[Problem description] Transcribe the entries that follow exactly as they appear, minus pictures.

[Input data]

※ ※ ※

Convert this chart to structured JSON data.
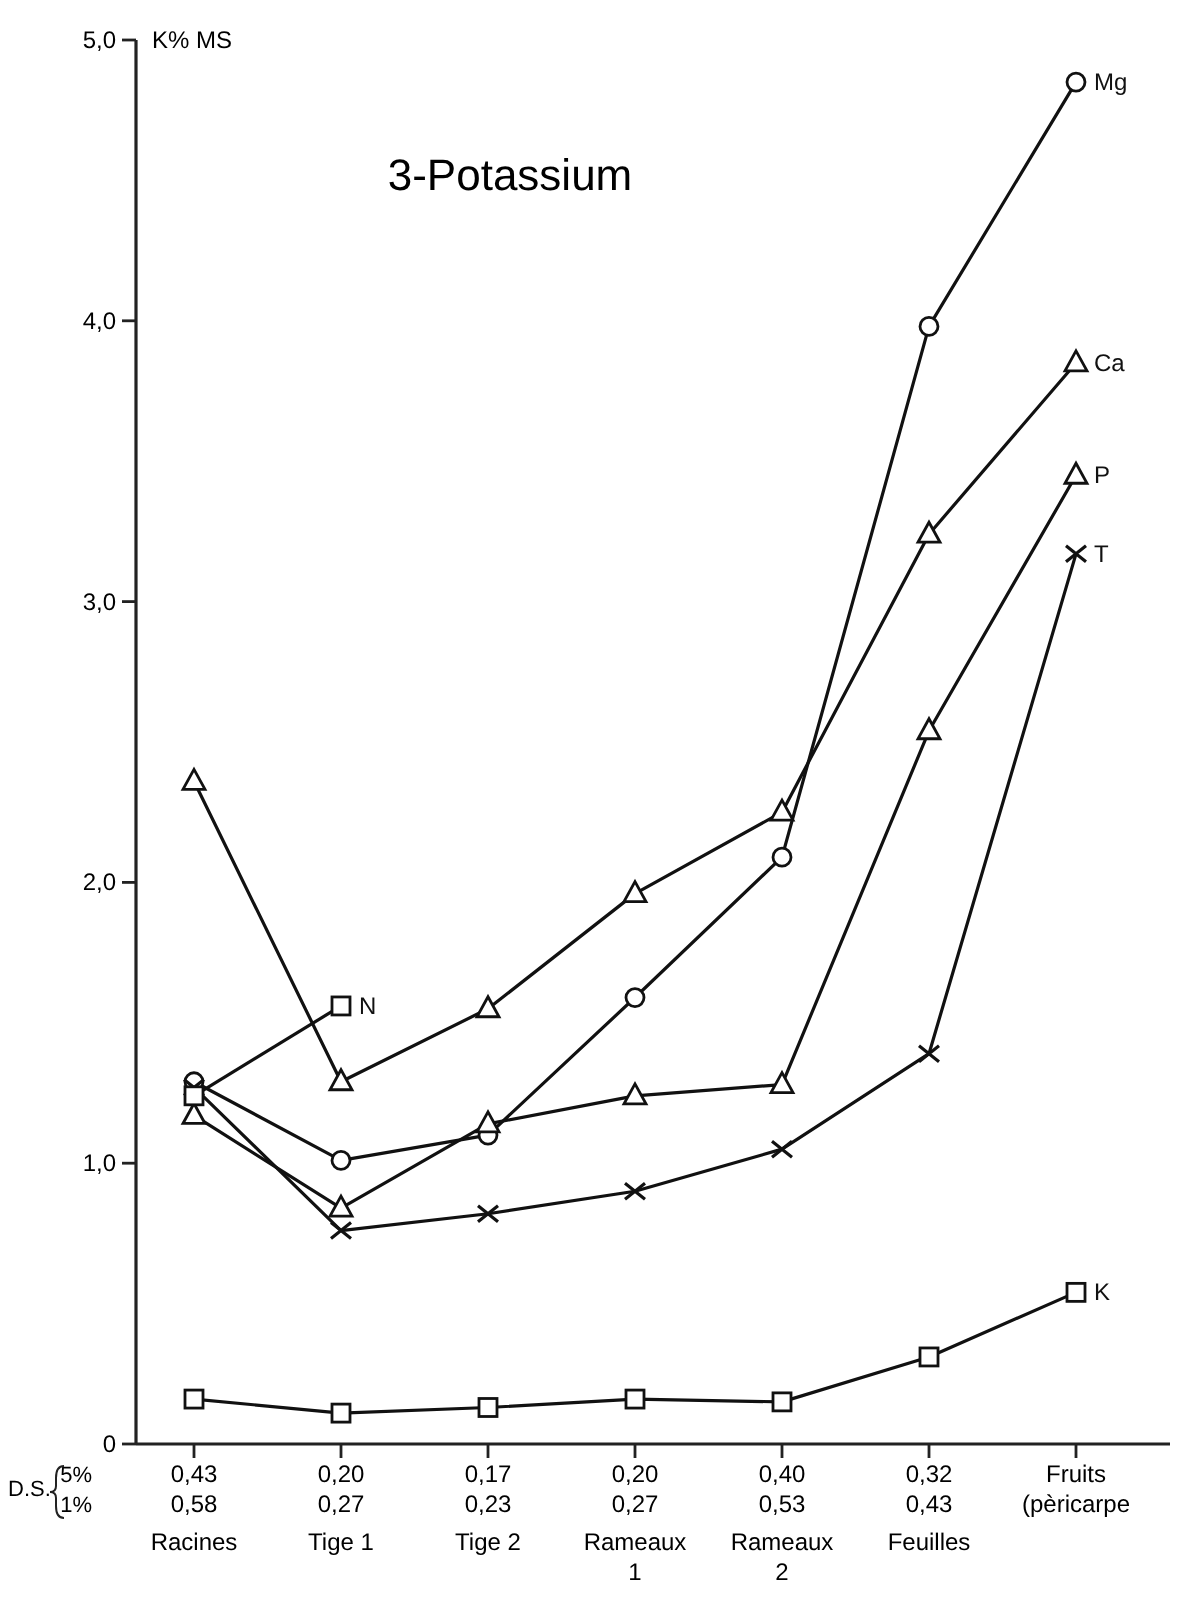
{
  "chart_data": {
    "type": "line",
    "title": "3-Potassium",
    "ylabel": "K% MS",
    "categories": [
      "Racines",
      "Tige 1",
      "Tige 2",
      "Rameaux 1",
      "Rameaux 2",
      "Feuilles",
      "Fruits (pèricarpe"
    ],
    "series": [
      {
        "name": "Mg",
        "color": "#111111",
        "marker": "circle",
        "values": [
          1.29,
          1.01,
          1.1,
          1.59,
          2.09,
          3.98,
          4.85
        ]
      },
      {
        "name": "Ca",
        "color": "#111111",
        "marker": "triangle",
        "values": [
          2.36,
          1.29,
          1.55,
          1.96,
          2.25,
          3.24,
          3.85
        ]
      },
      {
        "name": "P",
        "color": "#111111",
        "marker": "triangle",
        "values": [
          1.17,
          0.84,
          1.14,
          1.24,
          1.28,
          2.54,
          3.45
        ]
      },
      {
        "name": "T",
        "color": "#111111",
        "marker": "cross",
        "values": [
          1.27,
          0.76,
          0.82,
          0.9,
          1.05,
          1.39,
          3.17
        ]
      },
      {
        "name": "K",
        "color": "#111111",
        "marker": "square",
        "values": [
          0.16,
          0.11,
          0.13,
          0.16,
          0.15,
          0.31,
          0.54
        ]
      },
      {
        "name": "N",
        "color": "#111111",
        "marker": "square",
        "values": [
          1.24,
          1.56,
          null,
          null,
          null,
          null,
          null
        ]
      }
    ],
    "ylim": [
      0,
      5
    ],
    "yticks": [
      0,
      {
        "value": 1,
        "label": "1,0"
      },
      {
        "value": 2,
        "label": "2,0"
      },
      {
        "value": 3,
        "label": "3,0"
      },
      {
        "value": 4,
        "label": "4,0"
      },
      {
        "value": 5,
        "label": "5,0"
      }
    ],
    "annotations": [
      "D.S.",
      "5%",
      "1%",
      "0,43",
      "0,20",
      "0,17",
      "0,20",
      "0,40",
      "0,32",
      "0,58",
      "0,27",
      "0,23",
      "0,27",
      "0,53",
      "0,43"
    ],
    "grid": false
  }
}
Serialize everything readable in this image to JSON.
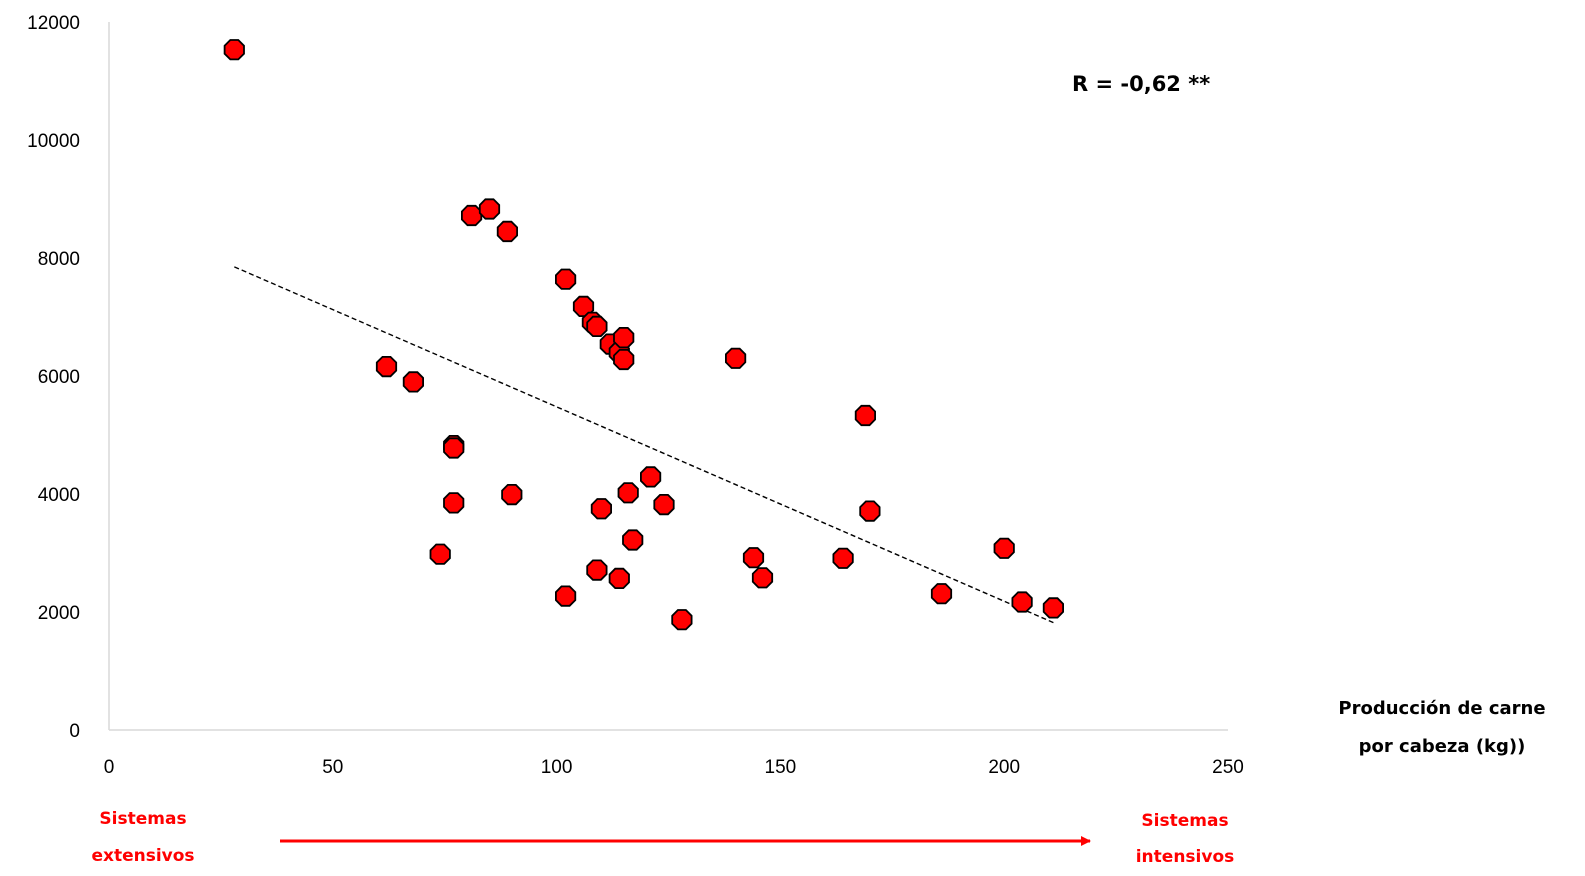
{
  "chart_data": {
    "type": "scatter",
    "title": "",
    "xlabel_lines": [
      "Producción de carne",
      "por cabeza (kg))"
    ],
    "ylabel": "",
    "xlim": [
      0,
      250
    ],
    "ylim": [
      0,
      12000
    ],
    "x_ticks": [
      "0",
      "50",
      "100",
      "150",
      "200",
      "250"
    ],
    "y_ticks": [
      "0",
      "2000",
      "4000",
      "6000",
      "8000",
      "10000",
      "12000"
    ],
    "grid": false,
    "annotation": "R = -0,62 **",
    "arrow_left_lines": [
      "Sistemas",
      "extensivos"
    ],
    "arrow_right_lines": [
      "Sistemas",
      "intensivos"
    ],
    "colors": {
      "marker_fill": "#ff0000",
      "marker_stroke": "#000000",
      "arrow": "#ff0000",
      "trendline": "#000000"
    },
    "trendline": {
      "style": "dashed",
      "x": [
        28,
        211
      ],
      "y": [
        7850,
        1820
      ]
    },
    "points": [
      {
        "x": 28,
        "y": 11530
      },
      {
        "x": 62,
        "y": 6160
      },
      {
        "x": 68,
        "y": 5900
      },
      {
        "x": 74,
        "y": 2980
      },
      {
        "x": 77,
        "y": 4820
      },
      {
        "x": 77,
        "y": 4780
      },
      {
        "x": 77,
        "y": 3850
      },
      {
        "x": 81,
        "y": 8720
      },
      {
        "x": 85,
        "y": 8830
      },
      {
        "x": 89,
        "y": 8450
      },
      {
        "x": 90,
        "y": 3990
      },
      {
        "x": 102,
        "y": 7640
      },
      {
        "x": 102,
        "y": 2270
      },
      {
        "x": 106,
        "y": 7180
      },
      {
        "x": 108,
        "y": 6910
      },
      {
        "x": 109,
        "y": 6840
      },
      {
        "x": 109,
        "y": 2710
      },
      {
        "x": 110,
        "y": 3750
      },
      {
        "x": 112,
        "y": 6540
      },
      {
        "x": 114,
        "y": 6400
      },
      {
        "x": 114,
        "y": 2570
      },
      {
        "x": 115,
        "y": 6650
      },
      {
        "x": 115,
        "y": 6280
      },
      {
        "x": 116,
        "y": 4020
      },
      {
        "x": 117,
        "y": 3220
      },
      {
        "x": 121,
        "y": 4290
      },
      {
        "x": 124,
        "y": 3820
      },
      {
        "x": 128,
        "y": 1870
      },
      {
        "x": 140,
        "y": 6300
      },
      {
        "x": 144,
        "y": 2920
      },
      {
        "x": 146,
        "y": 2580
      },
      {
        "x": 164,
        "y": 2910
      },
      {
        "x": 169,
        "y": 5330
      },
      {
        "x": 170,
        "y": 3710
      },
      {
        "x": 186,
        "y": 2310
      },
      {
        "x": 200,
        "y": 3080
      },
      {
        "x": 204,
        "y": 2170
      },
      {
        "x": 211,
        "y": 2070
      }
    ]
  }
}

※ ※ ※

[Correct output]
Convert this chart to structured JSON data.
{
  "chart_data": {
    "type": "line",
    "title": "3-Potassium",
    "ylabel": "K% MS",
    "categories": [
      "Racines",
      "Tige 1",
      "Tige 2",
      "Rameaux 1",
      "Rameaux 2",
      "Feuilles",
      "Fruits (pèricarpe"
    ],
    "series": [
      {
        "name": "Mg",
        "color": "#111111",
        "marker": "circle",
        "values": [
          1.29,
          1.01,
          1.1,
          1.59,
          2.09,
          3.98,
          4.85
        ]
      },
      {
        "name": "Ca",
        "color": "#111111",
        "marker": "triangle",
        "values": [
          2.36,
          1.29,
          1.55,
          1.96,
          2.25,
          3.24,
          3.85
        ]
      },
      {
        "name": "P",
        "color": "#111111",
        "marker": "triangle",
        "values": [
          1.17,
          0.84,
          1.14,
          1.24,
          1.28,
          2.54,
          3.45
        ]
      },
      {
        "name": "T",
        "color": "#111111",
        "marker": "cross",
        "values": [
          1.27,
          0.76,
          0.82,
          0.9,
          1.05,
          1.39,
          3.17
        ]
      },
      {
        "name": "K",
        "color": "#111111",
        "marker": "square",
        "values": [
          0.16,
          0.11,
          0.13,
          0.16,
          0.15,
          0.31,
          0.54
        ]
      },
      {
        "name": "N",
        "color": "#111111",
        "marker": "square",
        "values": [
          1.24,
          1.56,
          null,
          null,
          null,
          null,
          null
        ]
      }
    ],
    "ylim": [
      0,
      5
    ],
    "yticks": [
      0,
      {
        "value": 1,
        "label": "1,0"
      },
      {
        "value": 2,
        "label": "2,0"
      },
      {
        "value": 3,
        "label": "3,0"
      },
      {
        "value": 4,
        "label": "4,0"
      },
      {
        "value": 5,
        "label": "5,0"
      }
    ],
    "annotations": [
      "D.S.",
      "5%",
      "1%",
      "0,43",
      "0,20",
      "0,17",
      "0,20",
      "0,40",
      "0,32",
      "0,58",
      "0,27",
      "0,23",
      "0,27",
      "0,53",
      "0,43"
    ],
    "grid": false
  }
}
Serialize everything readable in this image to JSON.
{
  "chart_data": {
    "type": "scatter",
    "title": "",
    "xlabel_lines": [
      "Producción de carne",
      "por cabeza (kg))"
    ],
    "ylabel": "",
    "xlim": [
      0,
      250
    ],
    "ylim": [
      0,
      12000
    ],
    "x_ticks": [
      "0",
      "50",
      "100",
      "150",
      "200",
      "250"
    ],
    "y_ticks": [
      "0",
      "2000",
      "4000",
      "6000",
      "8000",
      "10000",
      "12000"
    ],
    "grid": false,
    "annotation": "R = -0,62 **",
    "arrow_left_lines": [
      "Sistemas",
      "extensivos"
    ],
    "arrow_right_lines": [
      "Sistemas",
      "intensivos"
    ],
    "colors": {
      "marker_fill": "#ff0000",
      "marker_stroke": "#000000",
      "arrow": "#ff0000",
      "trendline": "#000000"
    },
    "trendline": {
      "style": "dashed",
      "x": [
        28,
        211
      ],
      "y": [
        7850,
        1820
      ]
    },
    "points": [
      {
        "x": 28,
        "y": 11530
      },
      {
        "x": 62,
        "y": 6160
      },
      {
        "x": 68,
        "y": 5900
      },
      {
        "x": 74,
        "y": 2980
      },
      {
        "x": 77,
        "y": 4820
      },
      {
        "x": 77,
        "y": 4780
      },
      {
        "x": 77,
        "y": 3850
      },
      {
        "x": 81,
        "y": 8720
      },
      {
        "x": 85,
        "y": 8830
      },
      {
        "x": 89,
        "y": 8450
      },
      {
        "x": 90,
        "y": 3990
      },
      {
        "x": 102,
        "y": 7640
      },
      {
        "x": 102,
        "y": 2270
      },
      {
        "x": 106,
        "y": 7180
      },
      {
        "x": 108,
        "y": 6910
      },
      {
        "x": 109,
        "y": 6840
      },
      {
        "x": 109,
        "y": 2710
      },
      {
        "x": 110,
        "y": 3750
      },
      {
        "x": 112,
        "y": 6540
      },
      {
        "x": 114,
        "y": 6400
      },
      {
        "x": 114,
        "y": 2570
      },
      {
        "x": 115,
        "y": 6650
      },
      {
        "x": 115,
        "y": 6280
      },
      {
        "x": 116,
        "y": 4020
      },
      {
        "x": 117,
        "y": 3220
      },
      {
        "x": 121,
        "y": 4290
      },
      {
        "x": 124,
        "y": 3820
      },
      {
        "x": 128,
        "y": 1870
      },
      {
        "x": 140,
        "y": 6300
      },
      {
        "x": 144,
        "y": 2920
      },
      {
        "x": 146,
        "y": 2580
      },
      {
        "x": 164,
        "y": 2910
      },
      {
        "x": 169,
        "y": 5330
      },
      {
        "x": 170,
        "y": 3710
      },
      {
        "x": 186,
        "y": 2310
      },
      {
        "x": 200,
        "y": 3080
      },
      {
        "x": 204,
        "y": 2170
      },
      {
        "x": 211,
        "y": 2070
      }
    ]
  }
}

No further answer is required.